** TASK **
Select each line where the word "labels" appears.

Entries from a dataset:
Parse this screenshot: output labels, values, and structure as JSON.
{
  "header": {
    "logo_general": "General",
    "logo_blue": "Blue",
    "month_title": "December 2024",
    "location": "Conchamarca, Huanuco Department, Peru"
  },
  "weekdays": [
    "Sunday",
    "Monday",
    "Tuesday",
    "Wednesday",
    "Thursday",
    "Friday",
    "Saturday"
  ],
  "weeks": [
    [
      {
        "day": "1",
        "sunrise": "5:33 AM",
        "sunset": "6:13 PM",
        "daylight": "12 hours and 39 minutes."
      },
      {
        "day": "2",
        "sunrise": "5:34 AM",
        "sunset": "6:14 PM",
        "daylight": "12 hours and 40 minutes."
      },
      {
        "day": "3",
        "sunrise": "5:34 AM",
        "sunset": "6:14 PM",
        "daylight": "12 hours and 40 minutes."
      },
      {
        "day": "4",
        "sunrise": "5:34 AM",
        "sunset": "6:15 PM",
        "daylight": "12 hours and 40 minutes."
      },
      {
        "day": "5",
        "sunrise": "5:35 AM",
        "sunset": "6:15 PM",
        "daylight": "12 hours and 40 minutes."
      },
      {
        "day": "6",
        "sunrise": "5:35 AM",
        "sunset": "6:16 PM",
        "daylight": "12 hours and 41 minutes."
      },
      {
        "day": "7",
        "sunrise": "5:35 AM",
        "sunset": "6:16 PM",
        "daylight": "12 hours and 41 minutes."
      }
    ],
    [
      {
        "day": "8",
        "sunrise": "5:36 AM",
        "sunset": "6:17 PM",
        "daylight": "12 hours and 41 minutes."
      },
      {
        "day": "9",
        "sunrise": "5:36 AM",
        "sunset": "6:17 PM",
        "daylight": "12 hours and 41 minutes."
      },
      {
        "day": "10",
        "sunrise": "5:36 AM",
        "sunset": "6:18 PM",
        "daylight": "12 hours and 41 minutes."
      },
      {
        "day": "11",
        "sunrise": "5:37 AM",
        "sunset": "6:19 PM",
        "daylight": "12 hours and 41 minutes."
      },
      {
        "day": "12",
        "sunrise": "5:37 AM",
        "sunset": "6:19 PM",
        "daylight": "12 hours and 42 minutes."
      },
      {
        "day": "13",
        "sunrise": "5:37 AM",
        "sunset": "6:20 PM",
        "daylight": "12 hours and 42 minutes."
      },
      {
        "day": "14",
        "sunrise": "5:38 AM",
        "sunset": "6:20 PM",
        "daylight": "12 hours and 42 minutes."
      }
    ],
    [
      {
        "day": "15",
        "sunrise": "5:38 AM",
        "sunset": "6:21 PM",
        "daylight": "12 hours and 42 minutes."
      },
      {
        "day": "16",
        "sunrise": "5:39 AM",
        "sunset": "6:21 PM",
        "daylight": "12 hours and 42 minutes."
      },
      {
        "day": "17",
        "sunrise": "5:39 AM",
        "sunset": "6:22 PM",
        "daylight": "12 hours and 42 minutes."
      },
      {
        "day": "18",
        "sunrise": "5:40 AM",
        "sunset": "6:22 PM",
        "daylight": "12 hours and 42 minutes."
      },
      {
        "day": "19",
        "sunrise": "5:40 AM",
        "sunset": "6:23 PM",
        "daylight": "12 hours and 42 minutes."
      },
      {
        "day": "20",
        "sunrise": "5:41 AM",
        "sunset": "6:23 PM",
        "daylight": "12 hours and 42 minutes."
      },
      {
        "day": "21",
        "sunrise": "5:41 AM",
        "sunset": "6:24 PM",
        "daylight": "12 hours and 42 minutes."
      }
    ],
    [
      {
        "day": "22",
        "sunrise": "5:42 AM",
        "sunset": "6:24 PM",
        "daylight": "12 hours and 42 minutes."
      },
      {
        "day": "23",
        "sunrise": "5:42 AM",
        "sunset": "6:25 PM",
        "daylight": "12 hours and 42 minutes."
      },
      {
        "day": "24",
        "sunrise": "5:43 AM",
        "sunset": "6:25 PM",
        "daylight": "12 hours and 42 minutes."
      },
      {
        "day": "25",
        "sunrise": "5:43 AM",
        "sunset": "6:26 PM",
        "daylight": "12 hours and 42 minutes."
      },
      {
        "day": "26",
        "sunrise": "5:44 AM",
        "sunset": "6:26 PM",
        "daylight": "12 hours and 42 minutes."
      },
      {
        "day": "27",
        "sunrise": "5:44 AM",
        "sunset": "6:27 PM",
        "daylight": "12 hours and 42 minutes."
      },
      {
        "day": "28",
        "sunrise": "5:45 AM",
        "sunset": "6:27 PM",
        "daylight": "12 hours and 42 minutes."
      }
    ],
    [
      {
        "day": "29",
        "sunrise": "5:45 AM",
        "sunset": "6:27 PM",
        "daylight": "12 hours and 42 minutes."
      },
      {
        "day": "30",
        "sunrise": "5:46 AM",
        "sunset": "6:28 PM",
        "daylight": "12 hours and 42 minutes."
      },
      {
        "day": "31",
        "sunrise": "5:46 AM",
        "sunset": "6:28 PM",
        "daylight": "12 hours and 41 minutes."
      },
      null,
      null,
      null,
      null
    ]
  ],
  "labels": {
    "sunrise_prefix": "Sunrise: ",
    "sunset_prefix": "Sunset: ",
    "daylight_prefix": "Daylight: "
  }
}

** FULL ANSWER **
Parse this screenshot: output labels, values, and structure as JSON.
  "labels": {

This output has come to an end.